> **WHAT TO DO**:
Return every line of the records in which the string "saturation" appears.

> **MATERIALS PROVIDED**:
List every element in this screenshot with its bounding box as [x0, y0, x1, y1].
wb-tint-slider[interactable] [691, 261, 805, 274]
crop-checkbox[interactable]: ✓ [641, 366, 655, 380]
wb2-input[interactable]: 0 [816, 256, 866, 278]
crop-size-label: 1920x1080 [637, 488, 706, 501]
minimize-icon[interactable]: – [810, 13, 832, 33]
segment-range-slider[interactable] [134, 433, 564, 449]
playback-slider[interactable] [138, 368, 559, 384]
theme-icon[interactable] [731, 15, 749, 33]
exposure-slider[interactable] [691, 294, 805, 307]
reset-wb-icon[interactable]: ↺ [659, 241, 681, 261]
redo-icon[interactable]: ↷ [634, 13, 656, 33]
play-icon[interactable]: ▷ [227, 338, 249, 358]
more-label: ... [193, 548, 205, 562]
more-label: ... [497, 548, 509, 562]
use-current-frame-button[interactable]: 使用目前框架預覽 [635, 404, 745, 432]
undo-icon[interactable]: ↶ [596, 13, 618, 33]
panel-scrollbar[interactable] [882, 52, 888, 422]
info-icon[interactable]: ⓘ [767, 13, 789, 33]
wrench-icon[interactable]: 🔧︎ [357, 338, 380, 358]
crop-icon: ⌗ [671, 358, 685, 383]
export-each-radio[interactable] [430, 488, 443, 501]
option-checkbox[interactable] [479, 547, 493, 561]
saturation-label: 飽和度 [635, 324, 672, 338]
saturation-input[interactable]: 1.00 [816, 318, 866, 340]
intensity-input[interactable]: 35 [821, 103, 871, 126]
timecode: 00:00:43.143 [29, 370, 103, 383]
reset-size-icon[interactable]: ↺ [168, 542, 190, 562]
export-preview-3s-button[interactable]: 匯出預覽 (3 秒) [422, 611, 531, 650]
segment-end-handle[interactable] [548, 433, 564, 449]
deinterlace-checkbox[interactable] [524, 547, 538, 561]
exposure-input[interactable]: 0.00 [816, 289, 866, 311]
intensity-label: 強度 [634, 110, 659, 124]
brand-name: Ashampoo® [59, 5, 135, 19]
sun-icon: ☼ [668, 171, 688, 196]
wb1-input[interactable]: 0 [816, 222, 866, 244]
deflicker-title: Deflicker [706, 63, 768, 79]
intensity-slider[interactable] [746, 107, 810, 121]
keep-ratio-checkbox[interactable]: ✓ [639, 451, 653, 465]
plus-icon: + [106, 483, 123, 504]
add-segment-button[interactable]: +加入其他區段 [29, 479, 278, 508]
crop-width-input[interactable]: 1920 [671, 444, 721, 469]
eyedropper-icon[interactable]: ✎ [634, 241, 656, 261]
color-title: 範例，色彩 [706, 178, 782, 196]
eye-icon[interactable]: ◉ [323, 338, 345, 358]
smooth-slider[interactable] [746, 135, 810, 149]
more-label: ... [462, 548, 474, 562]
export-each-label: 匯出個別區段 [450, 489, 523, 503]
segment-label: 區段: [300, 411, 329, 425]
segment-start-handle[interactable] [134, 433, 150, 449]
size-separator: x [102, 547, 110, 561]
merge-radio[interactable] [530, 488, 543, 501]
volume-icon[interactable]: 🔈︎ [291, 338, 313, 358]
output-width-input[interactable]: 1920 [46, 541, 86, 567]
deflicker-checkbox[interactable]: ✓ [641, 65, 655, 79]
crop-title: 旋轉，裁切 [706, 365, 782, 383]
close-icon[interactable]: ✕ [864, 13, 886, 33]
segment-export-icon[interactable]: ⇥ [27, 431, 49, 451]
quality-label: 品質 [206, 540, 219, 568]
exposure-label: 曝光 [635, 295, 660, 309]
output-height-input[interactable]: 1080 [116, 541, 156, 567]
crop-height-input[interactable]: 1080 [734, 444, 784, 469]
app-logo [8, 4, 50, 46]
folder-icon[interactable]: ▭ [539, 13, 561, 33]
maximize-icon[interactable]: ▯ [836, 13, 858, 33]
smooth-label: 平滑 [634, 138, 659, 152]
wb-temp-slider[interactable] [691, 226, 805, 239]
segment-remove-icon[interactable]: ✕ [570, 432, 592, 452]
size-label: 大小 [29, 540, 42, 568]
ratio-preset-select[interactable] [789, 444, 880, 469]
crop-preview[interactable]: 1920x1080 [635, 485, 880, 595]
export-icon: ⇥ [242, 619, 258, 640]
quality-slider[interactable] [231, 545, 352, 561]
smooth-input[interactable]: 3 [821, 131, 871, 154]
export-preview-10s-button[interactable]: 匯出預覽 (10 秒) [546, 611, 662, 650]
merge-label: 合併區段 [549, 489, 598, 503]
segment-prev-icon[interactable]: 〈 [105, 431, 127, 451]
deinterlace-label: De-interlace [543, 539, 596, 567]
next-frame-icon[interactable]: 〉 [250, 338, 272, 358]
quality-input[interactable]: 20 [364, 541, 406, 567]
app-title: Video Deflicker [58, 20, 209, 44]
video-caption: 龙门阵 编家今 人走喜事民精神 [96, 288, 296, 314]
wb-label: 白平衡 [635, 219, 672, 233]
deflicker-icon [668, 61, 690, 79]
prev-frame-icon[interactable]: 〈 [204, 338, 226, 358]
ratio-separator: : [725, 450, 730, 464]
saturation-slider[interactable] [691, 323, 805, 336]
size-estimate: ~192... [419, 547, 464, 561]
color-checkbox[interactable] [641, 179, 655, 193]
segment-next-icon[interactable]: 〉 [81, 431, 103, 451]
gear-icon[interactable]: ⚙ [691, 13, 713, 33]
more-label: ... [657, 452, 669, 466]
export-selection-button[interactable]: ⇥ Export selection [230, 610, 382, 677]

> **RESULT FOR THIS TASK**:
saturation-label: 飽和度 [635, 324, 672, 338]
saturation-input[interactable]: 1.00 [816, 318, 866, 340]
saturation-slider[interactable] [691, 323, 805, 336]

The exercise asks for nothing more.